▶ _MATERIAL FOR THE TASK_
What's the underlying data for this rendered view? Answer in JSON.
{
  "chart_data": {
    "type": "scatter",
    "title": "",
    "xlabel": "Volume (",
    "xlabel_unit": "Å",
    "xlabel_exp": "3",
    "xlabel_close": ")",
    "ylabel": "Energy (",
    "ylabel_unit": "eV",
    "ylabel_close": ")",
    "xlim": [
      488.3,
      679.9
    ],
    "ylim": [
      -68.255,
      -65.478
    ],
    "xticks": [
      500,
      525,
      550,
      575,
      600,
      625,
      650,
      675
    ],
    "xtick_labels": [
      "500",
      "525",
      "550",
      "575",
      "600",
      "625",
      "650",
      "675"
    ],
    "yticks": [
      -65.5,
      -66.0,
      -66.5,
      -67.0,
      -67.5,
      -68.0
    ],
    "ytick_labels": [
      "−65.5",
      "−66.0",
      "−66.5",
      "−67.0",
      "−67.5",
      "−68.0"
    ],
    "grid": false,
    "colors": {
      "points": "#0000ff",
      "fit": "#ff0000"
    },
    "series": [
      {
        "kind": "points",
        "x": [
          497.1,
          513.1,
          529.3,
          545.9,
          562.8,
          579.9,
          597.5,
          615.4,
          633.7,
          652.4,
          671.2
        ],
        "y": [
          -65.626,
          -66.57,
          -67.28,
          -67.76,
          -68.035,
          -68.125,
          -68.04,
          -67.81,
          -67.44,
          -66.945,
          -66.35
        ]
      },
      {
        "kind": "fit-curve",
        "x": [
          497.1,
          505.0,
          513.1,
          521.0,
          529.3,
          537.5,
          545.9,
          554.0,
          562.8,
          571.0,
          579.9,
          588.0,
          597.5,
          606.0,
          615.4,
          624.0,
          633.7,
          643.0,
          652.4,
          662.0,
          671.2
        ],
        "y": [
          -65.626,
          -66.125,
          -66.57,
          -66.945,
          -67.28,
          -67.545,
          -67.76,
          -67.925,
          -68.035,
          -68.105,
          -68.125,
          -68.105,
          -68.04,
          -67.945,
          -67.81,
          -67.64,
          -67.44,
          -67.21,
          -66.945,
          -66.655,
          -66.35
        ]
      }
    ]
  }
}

▶ _THE TASK_
Give a word-for-word copy of the records.

▶ _EXERCISE SOLUTION_
What's the underlying data for this rendered view? Answer in JSON.
{
  "chart_data": {
    "type": "scatter",
    "title": "",
    "xlabel": "Volume (",
    "xlabel_unit": "Å",
    "xlabel_exp": "3",
    "xlabel_close": ")",
    "ylabel": "Energy (",
    "ylabel_unit": "eV",
    "ylabel_close": ")",
    "xlim": [
      488.3,
      679.9
    ],
    "ylim": [
      -68.255,
      -65.478
    ],
    "xticks": [
      500,
      525,
      550,
      575,
      600,
      625,
      650,
      675
    ],
    "xtick_labels": [
      "500",
      "525",
      "550",
      "575",
      "600",
      "625",
      "650",
      "675"
    ],
    "yticks": [
      -65.5,
      -66.0,
      -66.5,
      -67.0,
      -67.5,
      -68.0
    ],
    "ytick_labels": [
      "−65.5",
      "−66.0",
      "−66.5",
      "−67.0",
      "−67.5",
      "−68.0"
    ],
    "grid": false,
    "colors": {
      "points": "#0000ff",
      "fit": "#ff0000"
    },
    "series": [
      {
        "kind": "points",
        "x": [
          497.1,
          513.1,
          529.3,
          545.9,
          562.8,
          579.9,
          597.5,
          615.4,
          633.7,
          652.4,
          671.2
        ],
        "y": [
          -65.626,
          -66.57,
          -67.28,
          -67.76,
          -68.035,
          -68.125,
          -68.04,
          -67.81,
          -67.44,
          -66.945,
          -66.35
        ]
      },
      {
        "kind": "fit-curve",
        "x": [
          497.1,
          505.0,
          513.1,
          521.0,
          529.3,
          537.5,
          545.9,
          554.0,
          562.8,
          571.0,
          579.9,
          588.0,
          597.5,
          606.0,
          615.4,
          624.0,
          633.7,
          643.0,
          652.4,
          662.0,
          671.2
        ],
        "y": [
          -65.626,
          -66.125,
          -66.57,
          -66.945,
          -67.28,
          -67.545,
          -67.76,
          -67.925,
          -68.035,
          -68.105,
          -68.125,
          -68.105,
          -68.04,
          -67.945,
          -67.81,
          -67.64,
          -67.44,
          -67.21,
          -66.945,
          -66.655,
          -66.35
        ]
      }
    ]
  }
}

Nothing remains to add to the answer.